____ Task material

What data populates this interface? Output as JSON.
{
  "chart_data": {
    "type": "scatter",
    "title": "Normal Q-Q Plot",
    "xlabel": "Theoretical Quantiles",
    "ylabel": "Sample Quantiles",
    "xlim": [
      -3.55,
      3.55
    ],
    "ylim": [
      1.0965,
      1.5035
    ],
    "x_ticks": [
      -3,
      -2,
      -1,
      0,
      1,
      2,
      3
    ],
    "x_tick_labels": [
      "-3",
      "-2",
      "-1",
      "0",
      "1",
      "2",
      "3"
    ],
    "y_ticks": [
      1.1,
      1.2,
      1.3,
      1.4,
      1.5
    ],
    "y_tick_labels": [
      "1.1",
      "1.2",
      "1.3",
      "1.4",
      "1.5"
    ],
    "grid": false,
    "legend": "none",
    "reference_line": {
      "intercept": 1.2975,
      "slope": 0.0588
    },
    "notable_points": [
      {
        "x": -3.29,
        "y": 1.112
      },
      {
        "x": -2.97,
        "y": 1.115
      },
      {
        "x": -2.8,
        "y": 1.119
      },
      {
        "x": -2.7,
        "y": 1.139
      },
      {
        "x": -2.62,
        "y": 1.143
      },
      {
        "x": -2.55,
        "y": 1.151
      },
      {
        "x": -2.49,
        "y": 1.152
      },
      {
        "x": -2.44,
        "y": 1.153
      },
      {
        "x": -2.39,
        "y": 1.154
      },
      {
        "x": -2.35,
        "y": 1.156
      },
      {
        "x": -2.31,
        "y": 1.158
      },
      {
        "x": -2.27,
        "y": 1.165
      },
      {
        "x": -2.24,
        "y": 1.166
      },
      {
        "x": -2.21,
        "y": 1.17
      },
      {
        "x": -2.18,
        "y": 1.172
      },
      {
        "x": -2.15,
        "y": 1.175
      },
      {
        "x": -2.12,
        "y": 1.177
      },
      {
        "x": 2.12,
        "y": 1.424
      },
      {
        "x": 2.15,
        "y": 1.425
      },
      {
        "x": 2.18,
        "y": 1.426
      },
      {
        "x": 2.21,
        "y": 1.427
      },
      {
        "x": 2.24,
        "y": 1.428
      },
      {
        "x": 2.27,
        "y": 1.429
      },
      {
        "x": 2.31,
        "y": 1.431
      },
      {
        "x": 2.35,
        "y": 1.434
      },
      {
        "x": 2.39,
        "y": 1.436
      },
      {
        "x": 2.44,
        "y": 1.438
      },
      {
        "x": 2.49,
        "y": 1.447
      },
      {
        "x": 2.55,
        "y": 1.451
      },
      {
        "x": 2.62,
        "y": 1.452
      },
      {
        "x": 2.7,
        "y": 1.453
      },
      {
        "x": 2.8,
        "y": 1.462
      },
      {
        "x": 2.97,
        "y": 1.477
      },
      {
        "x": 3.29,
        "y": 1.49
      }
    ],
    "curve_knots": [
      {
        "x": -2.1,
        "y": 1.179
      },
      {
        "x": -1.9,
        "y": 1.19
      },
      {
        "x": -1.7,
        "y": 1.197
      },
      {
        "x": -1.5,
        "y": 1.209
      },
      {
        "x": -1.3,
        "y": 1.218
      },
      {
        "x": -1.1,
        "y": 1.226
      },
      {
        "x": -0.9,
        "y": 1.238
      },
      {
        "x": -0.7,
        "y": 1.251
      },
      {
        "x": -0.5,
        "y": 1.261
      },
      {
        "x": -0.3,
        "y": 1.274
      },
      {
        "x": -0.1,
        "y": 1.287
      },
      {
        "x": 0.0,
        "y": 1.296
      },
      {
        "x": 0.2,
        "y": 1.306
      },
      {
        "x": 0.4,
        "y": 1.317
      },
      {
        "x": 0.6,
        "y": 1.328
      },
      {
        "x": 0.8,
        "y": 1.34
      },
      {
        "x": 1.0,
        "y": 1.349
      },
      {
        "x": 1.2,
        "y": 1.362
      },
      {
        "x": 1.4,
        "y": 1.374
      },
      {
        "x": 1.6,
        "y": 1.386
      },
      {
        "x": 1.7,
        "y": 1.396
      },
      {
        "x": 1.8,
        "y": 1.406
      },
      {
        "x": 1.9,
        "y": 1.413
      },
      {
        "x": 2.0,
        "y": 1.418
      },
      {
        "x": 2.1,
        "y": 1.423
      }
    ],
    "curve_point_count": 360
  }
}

________

(Request):
Write the material out exactly, with nothing left out.

(In response):
What data populates this interface? Output as JSON.
{
  "chart_data": {
    "type": "scatter",
    "title": "Normal Q-Q Plot",
    "xlabel": "Theoretical Quantiles",
    "ylabel": "Sample Quantiles",
    "xlim": [
      -3.55,
      3.55
    ],
    "ylim": [
      1.0965,
      1.5035
    ],
    "x_ticks": [
      -3,
      -2,
      -1,
      0,
      1,
      2,
      3
    ],
    "x_tick_labels": [
      "-3",
      "-2",
      "-1",
      "0",
      "1",
      "2",
      "3"
    ],
    "y_ticks": [
      1.1,
      1.2,
      1.3,
      1.4,
      1.5
    ],
    "y_tick_labels": [
      "1.1",
      "1.2",
      "1.3",
      "1.4",
      "1.5"
    ],
    "grid": false,
    "legend": "none",
    "reference_line": {
      "intercept": 1.2975,
      "slope": 0.0588
    },
    "notable_points": [
      {
        "x": -3.29,
        "y": 1.112
      },
      {
        "x": -2.97,
        "y": 1.115
      },
      {
        "x": -2.8,
        "y": 1.119
      },
      {
        "x": -2.7,
        "y": 1.139
      },
      {
        "x": -2.62,
        "y": 1.143
      },
      {
        "x": -2.55,
        "y": 1.151
      },
      {
        "x": -2.49,
        "y": 1.152
      },
      {
        "x": -2.44,
        "y": 1.153
      },
      {
        "x": -2.39,
        "y": 1.154
      },
      {
        "x": -2.35,
        "y": 1.156
      },
      {
        "x": -2.31,
        "y": 1.158
      },
      {
        "x": -2.27,
        "y": 1.165
      },
      {
        "x": -2.24,
        "y": 1.166
      },
      {
        "x": -2.21,
        "y": 1.17
      },
      {
        "x": -2.18,
        "y": 1.172
      },
      {
        "x": -2.15,
        "y": 1.175
      },
      {
        "x": -2.12,
        "y": 1.177
      },
      {
        "x": 2.12,
        "y": 1.424
      },
      {
        "x": 2.15,
        "y": 1.425
      },
      {
        "x": 2.18,
        "y": 1.426
      },
      {
        "x": 2.21,
        "y": 1.427
      },
      {
        "x": 2.24,
        "y": 1.428
      },
      {
        "x": 2.27,
        "y": 1.429
      },
      {
        "x": 2.31,
        "y": 1.431
      },
      {
        "x": 2.35,
        "y": 1.434
      },
      {
        "x": 2.39,
        "y": 1.436
      },
      {
        "x": 2.44,
        "y": 1.438
      },
      {
        "x": 2.49,
        "y": 1.447
      },
      {
        "x": 2.55,
        "y": 1.451
      },
      {
        "x": 2.62,
        "y": 1.452
      },
      {
        "x": 2.7,
        "y": 1.453
      },
      {
        "x": 2.8,
        "y": 1.462
      },
      {
        "x": 2.97,
        "y": 1.477
      },
      {
        "x": 3.29,
        "y": 1.49
      }
    ],
    "curve_knots": [
      {
        "x": -2.1,
        "y": 1.179
      },
      {
        "x": -1.9,
        "y": 1.19
      },
      {
        "x": -1.7,
        "y": 1.197
      },
      {
        "x": -1.5,
        "y": 1.209
      },
      {
        "x": -1.3,
        "y": 1.218
      },
      {
        "x": -1.1,
        "y": 1.226
      },
      {
        "x": -0.9,
        "y": 1.238
      },
      {
        "x": -0.7,
        "y": 1.251
      },
      {
        "x": -0.5,
        "y": 1.261
      },
      {
        "x": -0.3,
        "y": 1.274
      },
      {
        "x": -0.1,
        "y": 1.287
      },
      {
        "x": 0.0,
        "y": 1.296
      },
      {
        "x": 0.2,
        "y": 1.306
      },
      {
        "x": 0.4,
        "y": 1.317
      },
      {
        "x": 0.6,
        "y": 1.328
      },
      {
        "x": 0.8,
        "y": 1.34
      },
      {
        "x": 1.0,
        "y": 1.349
      },
      {
        "x": 1.2,
        "y": 1.362
      },
      {
        "x": 1.4,
        "y": 1.374
      },
      {
        "x": 1.6,
        "y": 1.386
      },
      {
        "x": 1.7,
        "y": 1.396
      },
      {
        "x": 1.8,
        "y": 1.406
      },
      {
        "x": 1.9,
        "y": 1.413
      },
      {
        "x": 2.0,
        "y": 1.418
      },
      {
        "x": 2.1,
        "y": 1.423
      }
    ],
    "curve_point_count": 360
  }
}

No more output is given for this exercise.